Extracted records
** Start **

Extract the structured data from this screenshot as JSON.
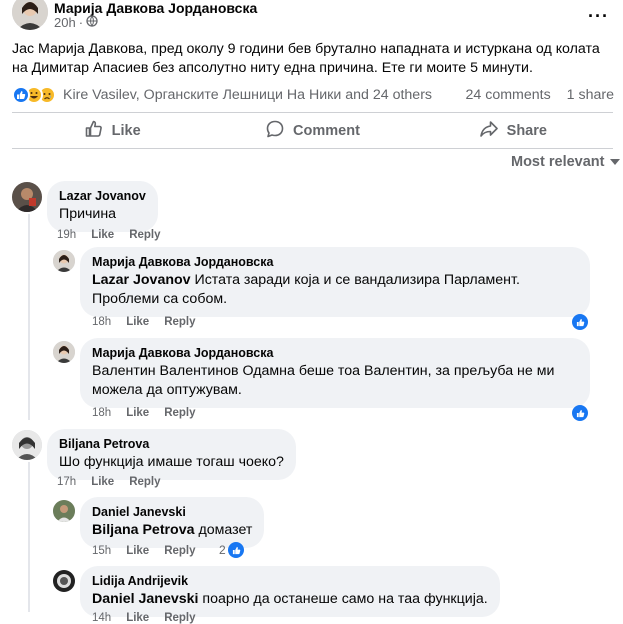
{
  "post": {
    "author": "Марија Давкова Јордановска",
    "time": "20h",
    "text": "Јас Марија Давкова, пред околу 9 години бев брутално нападната и истуркана од колата на Димитар Апасиев без апсолутно ниту една причина. Ете ги моите 5 минути.",
    "reaction_names": "Kire Vasilev, Органските Лешници На Ники and 24 others",
    "comments_count": "24 comments",
    "shares_count": "1 share"
  },
  "actions": {
    "like": "Like",
    "comment": "Comment",
    "share": "Share"
  },
  "sort_label": "Most relevant",
  "comments": [
    {
      "author": "Lazar Jovanov",
      "text": "Причина",
      "time": "19h",
      "like": "Like",
      "reply": "Reply"
    },
    {
      "author": "Марија Давкова Јордановска",
      "mention": "Lazar Jovanov",
      "text": " Истата заради која и се вандализира Парламент. Проблеми са собом.",
      "time": "18h",
      "like": "Like",
      "reply": "Reply"
    },
    {
      "author": "Марија Давкова Јордановска",
      "text": "Валентин Валентинов Одамна беше тоа Валентин, за прељуба не ми можела да оптужувам.",
      "time": "18h",
      "like": "Like",
      "reply": "Reply"
    },
    {
      "author": "Biljana Petrova",
      "text": "Шо функција имаше тогаш чоеко?",
      "time": "17h",
      "like": "Like",
      "reply": "Reply"
    },
    {
      "author": "Daniel Janevski",
      "mention": "Biljana Petrova",
      "text": " домазет",
      "time": "15h",
      "like": "Like",
      "reply": "Reply",
      "reaction_count": "2"
    },
    {
      "author": "Lidija Andrijevik",
      "mention": "Daniel Janevski",
      "text": " поарно да останеше само на таа функција.",
      "time": "14h",
      "like": "Like",
      "reply": "Reply"
    }
  ],
  "colors": {
    "accent": "#1877f2",
    "secondary_text": "#65676b",
    "bubble": "#f0f2f5"
  },
  "icons": [
    "globe-icon",
    "like-reaction-icon",
    "haha-reaction-icon",
    "sad-reaction-icon",
    "thumbs-up-icon",
    "comment-icon",
    "share-icon",
    "chevron-down-icon",
    "more-icon"
  ]
}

** End **

- [The task]
Copy every line above in which the string "time" shows up.

- [Solution to this task]
    "time": "20h",
      "time": "19h",
      "time": "18h",
      "time": "18h",
      "time": "17h",
      "time": "15h",
      "time": "14h",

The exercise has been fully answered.